**Available records:**
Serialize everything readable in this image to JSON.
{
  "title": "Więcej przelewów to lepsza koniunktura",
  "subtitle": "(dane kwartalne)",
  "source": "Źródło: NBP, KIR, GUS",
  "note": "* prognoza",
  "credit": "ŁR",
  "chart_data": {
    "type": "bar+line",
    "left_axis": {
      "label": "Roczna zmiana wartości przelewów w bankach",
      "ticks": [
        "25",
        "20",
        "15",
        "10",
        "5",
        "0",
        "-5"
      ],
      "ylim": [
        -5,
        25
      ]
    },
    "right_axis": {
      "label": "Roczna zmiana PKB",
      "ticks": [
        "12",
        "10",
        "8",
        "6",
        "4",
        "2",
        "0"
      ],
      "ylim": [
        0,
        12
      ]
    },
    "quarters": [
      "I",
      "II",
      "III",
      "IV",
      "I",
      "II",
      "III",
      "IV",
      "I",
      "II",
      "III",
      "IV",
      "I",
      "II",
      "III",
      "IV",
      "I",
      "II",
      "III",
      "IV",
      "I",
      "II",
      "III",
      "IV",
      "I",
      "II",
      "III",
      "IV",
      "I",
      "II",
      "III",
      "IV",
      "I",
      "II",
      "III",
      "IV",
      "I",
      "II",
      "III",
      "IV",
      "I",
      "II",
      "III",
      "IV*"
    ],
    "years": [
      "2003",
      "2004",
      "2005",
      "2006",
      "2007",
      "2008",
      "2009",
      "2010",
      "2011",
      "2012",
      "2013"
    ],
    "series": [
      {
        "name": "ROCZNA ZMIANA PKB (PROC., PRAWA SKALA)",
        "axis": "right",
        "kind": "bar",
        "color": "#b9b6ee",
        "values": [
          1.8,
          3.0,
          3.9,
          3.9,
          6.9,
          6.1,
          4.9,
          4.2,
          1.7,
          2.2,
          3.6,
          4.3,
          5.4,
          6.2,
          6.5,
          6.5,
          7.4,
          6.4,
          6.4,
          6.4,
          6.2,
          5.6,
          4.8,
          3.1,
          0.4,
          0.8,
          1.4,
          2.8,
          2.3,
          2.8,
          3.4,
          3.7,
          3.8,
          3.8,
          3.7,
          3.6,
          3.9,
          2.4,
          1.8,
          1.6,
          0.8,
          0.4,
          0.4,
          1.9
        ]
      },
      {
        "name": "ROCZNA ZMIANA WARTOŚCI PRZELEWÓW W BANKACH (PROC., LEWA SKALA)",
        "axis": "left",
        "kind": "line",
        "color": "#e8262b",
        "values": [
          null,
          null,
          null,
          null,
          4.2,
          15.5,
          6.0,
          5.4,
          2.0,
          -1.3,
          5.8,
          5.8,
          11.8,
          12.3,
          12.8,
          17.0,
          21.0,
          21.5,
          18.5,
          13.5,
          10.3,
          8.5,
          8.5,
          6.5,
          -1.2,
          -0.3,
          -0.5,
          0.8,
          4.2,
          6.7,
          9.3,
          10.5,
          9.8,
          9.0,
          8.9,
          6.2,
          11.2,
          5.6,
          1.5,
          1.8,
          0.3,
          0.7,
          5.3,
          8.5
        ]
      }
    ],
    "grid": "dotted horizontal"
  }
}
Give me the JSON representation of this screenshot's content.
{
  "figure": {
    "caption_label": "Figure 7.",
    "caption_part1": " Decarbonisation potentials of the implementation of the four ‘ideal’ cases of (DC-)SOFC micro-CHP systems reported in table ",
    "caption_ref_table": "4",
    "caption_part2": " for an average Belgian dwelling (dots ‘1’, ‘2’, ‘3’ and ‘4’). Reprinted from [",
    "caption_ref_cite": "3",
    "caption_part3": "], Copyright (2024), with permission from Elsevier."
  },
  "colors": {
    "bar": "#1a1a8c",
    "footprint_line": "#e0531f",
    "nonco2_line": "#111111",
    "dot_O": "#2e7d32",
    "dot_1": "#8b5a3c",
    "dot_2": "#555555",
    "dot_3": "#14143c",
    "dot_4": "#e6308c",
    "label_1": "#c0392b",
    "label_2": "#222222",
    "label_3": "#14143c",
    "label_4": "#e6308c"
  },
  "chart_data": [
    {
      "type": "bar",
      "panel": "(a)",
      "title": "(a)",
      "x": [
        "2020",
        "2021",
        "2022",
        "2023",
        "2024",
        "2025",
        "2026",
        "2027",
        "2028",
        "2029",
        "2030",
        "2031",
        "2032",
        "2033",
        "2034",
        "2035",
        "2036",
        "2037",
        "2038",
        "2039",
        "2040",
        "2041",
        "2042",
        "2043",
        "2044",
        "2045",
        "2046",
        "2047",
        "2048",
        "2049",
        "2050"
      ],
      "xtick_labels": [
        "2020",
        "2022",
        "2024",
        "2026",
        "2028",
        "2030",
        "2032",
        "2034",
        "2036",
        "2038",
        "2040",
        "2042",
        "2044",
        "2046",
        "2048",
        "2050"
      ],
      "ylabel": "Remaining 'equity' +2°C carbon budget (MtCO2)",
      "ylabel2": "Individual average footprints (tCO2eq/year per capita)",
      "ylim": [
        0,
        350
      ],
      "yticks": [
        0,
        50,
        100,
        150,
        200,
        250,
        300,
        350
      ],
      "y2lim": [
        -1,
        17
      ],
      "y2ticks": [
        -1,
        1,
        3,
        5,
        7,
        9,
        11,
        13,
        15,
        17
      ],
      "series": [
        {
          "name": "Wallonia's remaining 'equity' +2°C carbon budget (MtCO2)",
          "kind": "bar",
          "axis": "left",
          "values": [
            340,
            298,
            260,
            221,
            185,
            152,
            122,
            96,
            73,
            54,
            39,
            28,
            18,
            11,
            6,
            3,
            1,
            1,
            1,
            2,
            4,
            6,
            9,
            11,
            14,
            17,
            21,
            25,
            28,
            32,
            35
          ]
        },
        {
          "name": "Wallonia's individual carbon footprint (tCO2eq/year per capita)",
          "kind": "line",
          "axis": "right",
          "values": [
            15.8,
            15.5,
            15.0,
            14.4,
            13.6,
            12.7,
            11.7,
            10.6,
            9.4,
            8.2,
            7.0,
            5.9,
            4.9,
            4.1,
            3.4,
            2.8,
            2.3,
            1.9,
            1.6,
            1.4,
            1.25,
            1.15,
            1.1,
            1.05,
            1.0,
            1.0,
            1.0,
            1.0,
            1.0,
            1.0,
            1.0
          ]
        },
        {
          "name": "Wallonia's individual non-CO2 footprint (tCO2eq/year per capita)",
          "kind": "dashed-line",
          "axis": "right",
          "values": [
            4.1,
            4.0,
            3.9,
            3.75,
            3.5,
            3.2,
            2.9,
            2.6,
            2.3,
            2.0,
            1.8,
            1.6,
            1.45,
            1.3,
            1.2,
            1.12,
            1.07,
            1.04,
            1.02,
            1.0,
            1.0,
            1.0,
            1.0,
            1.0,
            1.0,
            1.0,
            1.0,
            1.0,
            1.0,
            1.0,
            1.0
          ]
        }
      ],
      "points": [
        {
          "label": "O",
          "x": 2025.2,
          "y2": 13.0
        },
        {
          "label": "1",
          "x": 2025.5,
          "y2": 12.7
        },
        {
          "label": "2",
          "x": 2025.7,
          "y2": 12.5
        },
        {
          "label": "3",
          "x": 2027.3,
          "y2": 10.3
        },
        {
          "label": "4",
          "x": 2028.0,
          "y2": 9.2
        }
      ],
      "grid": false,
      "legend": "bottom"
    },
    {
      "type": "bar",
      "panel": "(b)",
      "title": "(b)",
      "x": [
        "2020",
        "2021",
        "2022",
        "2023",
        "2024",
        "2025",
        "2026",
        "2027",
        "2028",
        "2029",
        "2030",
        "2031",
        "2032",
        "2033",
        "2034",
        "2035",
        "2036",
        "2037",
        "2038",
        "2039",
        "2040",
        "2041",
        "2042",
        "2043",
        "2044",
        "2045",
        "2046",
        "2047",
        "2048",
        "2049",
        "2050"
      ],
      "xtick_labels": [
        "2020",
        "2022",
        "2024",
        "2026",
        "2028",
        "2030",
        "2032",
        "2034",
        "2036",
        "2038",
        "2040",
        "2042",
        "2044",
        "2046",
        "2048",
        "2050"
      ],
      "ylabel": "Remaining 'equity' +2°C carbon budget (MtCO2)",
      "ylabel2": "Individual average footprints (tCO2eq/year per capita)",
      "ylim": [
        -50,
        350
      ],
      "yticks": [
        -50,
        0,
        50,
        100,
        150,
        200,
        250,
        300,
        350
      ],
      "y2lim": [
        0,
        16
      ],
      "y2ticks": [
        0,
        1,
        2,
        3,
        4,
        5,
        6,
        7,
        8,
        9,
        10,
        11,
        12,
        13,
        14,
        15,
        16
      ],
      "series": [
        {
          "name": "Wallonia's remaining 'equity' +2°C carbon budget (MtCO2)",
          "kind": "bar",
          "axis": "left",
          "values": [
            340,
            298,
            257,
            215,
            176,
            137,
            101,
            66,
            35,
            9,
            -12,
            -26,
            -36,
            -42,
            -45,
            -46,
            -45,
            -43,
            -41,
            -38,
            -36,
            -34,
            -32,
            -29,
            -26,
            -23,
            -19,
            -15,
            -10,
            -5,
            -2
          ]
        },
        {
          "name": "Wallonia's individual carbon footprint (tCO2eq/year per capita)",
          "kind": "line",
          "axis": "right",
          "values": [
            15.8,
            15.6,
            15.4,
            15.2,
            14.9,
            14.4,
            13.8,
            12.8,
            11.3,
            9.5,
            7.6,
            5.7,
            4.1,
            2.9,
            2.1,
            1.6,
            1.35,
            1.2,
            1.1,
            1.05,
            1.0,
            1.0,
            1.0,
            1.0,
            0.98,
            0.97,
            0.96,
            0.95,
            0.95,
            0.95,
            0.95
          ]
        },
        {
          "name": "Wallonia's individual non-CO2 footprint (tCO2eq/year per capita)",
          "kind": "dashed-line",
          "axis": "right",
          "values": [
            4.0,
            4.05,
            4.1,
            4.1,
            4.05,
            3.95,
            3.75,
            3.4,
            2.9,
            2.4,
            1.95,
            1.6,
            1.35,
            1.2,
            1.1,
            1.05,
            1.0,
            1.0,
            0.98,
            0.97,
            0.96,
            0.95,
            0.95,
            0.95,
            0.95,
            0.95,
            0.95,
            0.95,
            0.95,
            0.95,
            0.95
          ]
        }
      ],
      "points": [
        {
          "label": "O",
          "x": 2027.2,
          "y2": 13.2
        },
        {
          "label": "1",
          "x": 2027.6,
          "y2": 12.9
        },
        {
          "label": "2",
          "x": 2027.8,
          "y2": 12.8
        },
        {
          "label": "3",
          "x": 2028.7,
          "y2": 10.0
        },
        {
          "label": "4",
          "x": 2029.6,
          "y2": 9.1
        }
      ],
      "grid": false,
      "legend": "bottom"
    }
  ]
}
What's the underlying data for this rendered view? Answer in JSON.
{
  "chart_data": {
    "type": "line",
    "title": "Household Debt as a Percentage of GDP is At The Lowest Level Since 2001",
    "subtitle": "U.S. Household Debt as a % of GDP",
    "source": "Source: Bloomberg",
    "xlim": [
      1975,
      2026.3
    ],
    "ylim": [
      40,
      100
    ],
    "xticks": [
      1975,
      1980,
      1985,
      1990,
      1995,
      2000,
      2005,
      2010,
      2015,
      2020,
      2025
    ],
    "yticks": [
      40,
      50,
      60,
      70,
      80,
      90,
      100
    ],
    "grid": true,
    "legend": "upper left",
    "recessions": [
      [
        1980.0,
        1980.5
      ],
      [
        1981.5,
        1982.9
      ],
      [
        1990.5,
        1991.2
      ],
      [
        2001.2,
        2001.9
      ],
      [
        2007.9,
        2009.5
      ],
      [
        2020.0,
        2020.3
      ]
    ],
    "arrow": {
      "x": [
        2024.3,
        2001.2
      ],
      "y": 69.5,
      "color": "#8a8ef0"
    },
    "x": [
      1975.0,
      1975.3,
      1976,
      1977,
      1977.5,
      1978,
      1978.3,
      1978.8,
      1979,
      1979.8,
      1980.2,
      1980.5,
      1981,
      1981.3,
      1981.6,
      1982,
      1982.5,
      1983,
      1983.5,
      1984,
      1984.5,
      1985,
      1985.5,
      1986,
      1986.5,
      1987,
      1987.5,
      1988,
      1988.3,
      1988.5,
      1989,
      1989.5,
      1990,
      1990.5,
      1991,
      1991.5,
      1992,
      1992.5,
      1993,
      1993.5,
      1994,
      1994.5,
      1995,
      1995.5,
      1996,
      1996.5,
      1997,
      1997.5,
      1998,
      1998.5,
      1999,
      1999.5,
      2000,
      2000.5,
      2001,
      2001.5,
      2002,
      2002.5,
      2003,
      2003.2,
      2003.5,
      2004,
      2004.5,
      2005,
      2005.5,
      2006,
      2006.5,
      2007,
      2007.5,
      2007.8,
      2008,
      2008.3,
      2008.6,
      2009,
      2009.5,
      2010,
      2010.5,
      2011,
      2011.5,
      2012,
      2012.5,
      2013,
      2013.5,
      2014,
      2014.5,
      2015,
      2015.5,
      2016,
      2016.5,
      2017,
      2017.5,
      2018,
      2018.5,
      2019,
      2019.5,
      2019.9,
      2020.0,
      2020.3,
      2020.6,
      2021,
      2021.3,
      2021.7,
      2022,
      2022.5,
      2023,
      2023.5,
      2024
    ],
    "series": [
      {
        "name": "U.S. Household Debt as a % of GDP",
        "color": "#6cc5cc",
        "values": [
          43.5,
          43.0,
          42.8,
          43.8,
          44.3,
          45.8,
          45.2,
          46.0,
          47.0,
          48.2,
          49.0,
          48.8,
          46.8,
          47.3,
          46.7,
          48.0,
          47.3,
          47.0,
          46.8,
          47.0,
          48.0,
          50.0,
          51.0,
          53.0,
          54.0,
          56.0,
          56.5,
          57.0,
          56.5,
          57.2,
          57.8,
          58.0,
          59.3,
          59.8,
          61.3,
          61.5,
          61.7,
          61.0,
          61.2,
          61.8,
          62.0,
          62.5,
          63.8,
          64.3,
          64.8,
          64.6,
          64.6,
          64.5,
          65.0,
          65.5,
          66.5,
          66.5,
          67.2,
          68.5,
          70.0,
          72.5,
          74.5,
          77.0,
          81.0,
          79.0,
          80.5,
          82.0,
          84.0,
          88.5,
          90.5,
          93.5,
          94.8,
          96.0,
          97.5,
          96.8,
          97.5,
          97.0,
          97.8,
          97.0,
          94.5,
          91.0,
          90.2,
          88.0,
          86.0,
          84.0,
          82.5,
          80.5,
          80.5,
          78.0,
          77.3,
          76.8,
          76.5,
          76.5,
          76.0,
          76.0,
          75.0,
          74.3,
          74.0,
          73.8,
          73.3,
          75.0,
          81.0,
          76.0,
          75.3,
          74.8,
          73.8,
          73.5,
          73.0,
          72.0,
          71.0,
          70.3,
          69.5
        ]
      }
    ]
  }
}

**Short exercise:**
Every line of the listing that holds "from" is to be counted; give only the resulting number.

**Correct answer:**
2